Recorded data
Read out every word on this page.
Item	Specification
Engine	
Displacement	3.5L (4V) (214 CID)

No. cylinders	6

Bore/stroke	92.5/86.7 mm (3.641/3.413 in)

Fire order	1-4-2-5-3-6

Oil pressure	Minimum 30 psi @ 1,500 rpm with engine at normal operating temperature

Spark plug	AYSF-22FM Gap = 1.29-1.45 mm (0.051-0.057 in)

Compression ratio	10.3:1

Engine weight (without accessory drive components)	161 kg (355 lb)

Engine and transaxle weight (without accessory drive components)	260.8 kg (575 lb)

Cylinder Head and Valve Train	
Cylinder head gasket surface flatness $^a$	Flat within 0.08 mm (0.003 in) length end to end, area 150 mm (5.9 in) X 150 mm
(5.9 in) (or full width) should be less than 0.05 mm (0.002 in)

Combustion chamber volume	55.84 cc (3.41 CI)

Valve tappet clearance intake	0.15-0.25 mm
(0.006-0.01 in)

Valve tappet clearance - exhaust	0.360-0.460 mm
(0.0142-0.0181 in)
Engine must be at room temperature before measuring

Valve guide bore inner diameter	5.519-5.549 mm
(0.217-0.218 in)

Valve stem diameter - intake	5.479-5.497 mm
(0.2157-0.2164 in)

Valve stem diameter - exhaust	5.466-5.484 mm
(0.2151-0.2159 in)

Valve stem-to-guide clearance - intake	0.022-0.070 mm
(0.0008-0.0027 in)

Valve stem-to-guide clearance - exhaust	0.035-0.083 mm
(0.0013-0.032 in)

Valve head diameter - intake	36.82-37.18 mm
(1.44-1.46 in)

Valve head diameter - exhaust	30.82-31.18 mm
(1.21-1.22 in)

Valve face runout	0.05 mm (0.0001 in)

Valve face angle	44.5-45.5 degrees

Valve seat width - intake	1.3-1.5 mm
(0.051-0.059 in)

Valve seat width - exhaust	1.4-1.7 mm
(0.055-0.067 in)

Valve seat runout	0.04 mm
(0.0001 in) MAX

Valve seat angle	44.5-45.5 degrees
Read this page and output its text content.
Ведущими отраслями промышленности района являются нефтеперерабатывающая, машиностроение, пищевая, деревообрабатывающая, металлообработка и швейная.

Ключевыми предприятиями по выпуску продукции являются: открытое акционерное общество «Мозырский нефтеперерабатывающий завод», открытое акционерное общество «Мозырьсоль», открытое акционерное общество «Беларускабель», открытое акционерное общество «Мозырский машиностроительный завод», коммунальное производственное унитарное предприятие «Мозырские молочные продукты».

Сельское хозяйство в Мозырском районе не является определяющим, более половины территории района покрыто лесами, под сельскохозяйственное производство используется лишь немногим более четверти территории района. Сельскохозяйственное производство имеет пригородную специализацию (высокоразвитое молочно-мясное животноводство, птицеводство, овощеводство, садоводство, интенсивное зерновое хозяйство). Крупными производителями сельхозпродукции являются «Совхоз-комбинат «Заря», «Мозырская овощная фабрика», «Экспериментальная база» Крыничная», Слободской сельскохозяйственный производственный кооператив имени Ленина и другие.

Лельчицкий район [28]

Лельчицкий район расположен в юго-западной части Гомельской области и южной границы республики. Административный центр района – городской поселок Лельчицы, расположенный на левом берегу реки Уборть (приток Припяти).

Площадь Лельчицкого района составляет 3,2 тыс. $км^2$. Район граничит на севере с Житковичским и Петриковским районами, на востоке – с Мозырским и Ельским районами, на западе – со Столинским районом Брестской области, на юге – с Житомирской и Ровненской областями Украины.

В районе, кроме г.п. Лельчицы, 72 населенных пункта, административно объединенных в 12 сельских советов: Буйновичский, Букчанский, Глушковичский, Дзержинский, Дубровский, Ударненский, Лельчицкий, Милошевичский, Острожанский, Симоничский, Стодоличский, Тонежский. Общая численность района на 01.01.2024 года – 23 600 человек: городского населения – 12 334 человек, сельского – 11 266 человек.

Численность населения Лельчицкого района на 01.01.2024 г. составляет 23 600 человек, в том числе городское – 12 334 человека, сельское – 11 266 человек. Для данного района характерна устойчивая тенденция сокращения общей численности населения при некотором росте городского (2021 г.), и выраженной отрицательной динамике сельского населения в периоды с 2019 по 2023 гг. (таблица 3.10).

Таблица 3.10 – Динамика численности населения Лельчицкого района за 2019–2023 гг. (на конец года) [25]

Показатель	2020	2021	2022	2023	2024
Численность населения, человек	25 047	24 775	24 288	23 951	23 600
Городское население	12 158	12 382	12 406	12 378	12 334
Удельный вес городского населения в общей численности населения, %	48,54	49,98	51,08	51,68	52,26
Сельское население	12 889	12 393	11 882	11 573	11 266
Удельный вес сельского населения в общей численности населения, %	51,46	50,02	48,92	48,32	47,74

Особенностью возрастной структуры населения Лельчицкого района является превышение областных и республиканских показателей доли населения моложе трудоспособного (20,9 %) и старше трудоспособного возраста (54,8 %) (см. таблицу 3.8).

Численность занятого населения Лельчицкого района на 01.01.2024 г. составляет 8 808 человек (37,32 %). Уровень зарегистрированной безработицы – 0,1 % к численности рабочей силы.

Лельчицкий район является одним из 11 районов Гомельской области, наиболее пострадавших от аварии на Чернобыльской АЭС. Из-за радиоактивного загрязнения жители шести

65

PROBLEM
Count every line above that holds the word "guide", and state the number and nothing more.

SOLUTION TO THIS PROBLEM
3